Dataset records:
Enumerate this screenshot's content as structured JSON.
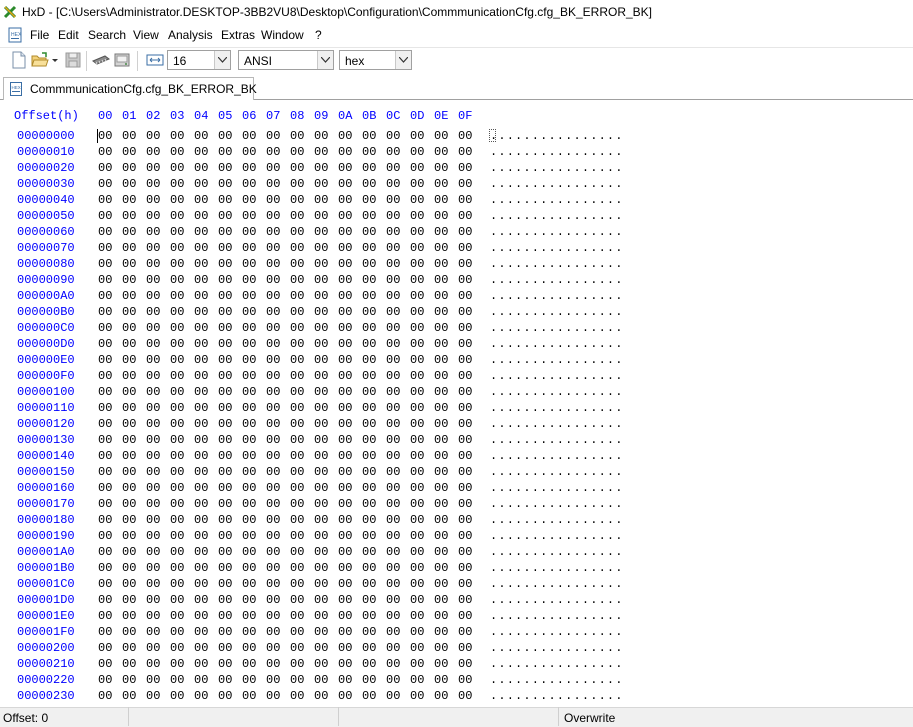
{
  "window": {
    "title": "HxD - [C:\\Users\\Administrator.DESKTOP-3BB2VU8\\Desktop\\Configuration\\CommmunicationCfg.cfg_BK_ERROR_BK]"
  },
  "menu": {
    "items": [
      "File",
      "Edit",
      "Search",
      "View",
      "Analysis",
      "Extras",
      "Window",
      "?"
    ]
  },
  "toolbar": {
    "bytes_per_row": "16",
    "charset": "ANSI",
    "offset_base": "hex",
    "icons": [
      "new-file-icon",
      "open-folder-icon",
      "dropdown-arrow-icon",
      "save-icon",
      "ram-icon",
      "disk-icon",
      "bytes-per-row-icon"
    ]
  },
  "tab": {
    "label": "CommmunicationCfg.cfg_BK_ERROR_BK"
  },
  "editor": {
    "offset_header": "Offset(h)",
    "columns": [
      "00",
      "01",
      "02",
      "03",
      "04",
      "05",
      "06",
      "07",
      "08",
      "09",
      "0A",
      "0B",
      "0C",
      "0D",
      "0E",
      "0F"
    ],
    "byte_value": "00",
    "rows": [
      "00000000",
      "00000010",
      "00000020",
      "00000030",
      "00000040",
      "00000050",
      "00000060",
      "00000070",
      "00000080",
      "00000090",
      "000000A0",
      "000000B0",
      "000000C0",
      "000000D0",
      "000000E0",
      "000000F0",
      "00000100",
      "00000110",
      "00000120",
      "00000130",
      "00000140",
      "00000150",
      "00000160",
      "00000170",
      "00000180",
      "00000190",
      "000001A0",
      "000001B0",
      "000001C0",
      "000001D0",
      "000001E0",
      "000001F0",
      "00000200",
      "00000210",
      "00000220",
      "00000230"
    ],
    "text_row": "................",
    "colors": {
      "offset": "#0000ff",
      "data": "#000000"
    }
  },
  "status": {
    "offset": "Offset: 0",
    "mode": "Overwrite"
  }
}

---

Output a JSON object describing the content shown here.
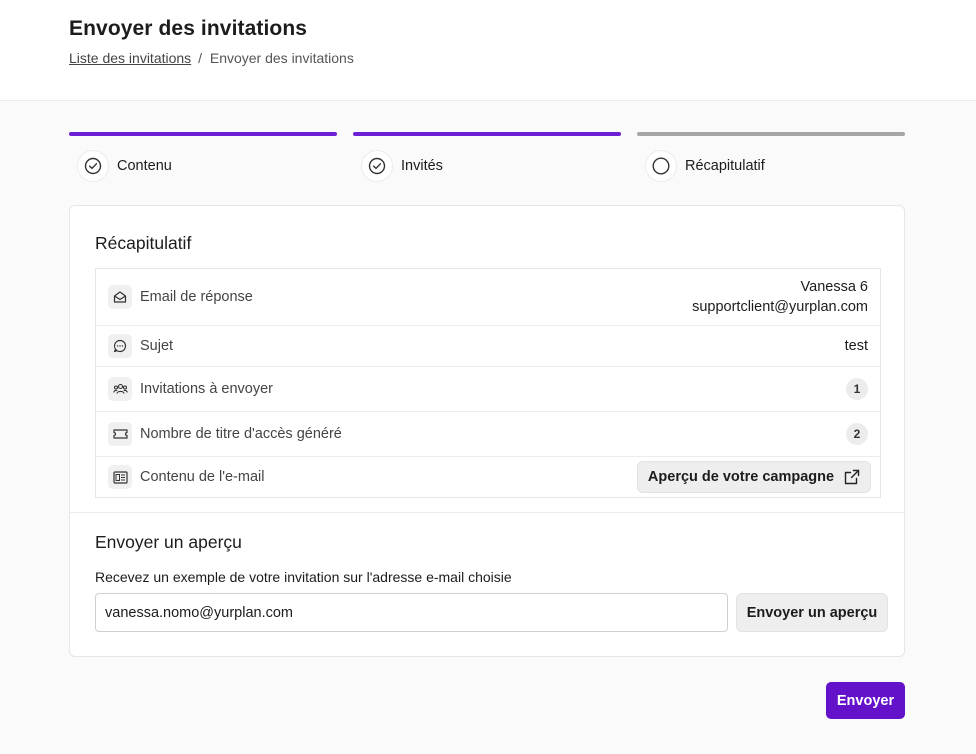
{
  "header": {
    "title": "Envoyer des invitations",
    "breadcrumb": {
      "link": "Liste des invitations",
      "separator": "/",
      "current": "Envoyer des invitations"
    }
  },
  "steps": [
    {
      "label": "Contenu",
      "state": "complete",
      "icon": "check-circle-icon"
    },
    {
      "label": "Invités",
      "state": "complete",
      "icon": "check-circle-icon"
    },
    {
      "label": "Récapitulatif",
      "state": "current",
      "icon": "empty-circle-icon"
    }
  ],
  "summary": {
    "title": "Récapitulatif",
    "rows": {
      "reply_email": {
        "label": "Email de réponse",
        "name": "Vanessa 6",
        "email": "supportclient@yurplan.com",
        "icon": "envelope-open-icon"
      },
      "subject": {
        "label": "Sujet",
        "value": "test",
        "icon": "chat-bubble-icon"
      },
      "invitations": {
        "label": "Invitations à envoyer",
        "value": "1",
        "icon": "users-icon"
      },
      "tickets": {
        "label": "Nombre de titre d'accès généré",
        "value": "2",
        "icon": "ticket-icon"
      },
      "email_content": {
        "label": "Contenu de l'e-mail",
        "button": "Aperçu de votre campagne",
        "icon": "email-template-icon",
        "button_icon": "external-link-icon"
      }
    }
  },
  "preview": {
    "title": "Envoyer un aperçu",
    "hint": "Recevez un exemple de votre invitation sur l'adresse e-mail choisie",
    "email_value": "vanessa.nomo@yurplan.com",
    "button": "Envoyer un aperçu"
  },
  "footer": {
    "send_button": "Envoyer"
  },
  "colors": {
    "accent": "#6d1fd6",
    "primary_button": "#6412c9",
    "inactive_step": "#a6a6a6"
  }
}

Task to complete -> The lines to collect are those holding the string "JSON"; copy them all.

Response ->
Enumerate this screenshot's content as structured JSON.
Output a JSON object describing the content shown here.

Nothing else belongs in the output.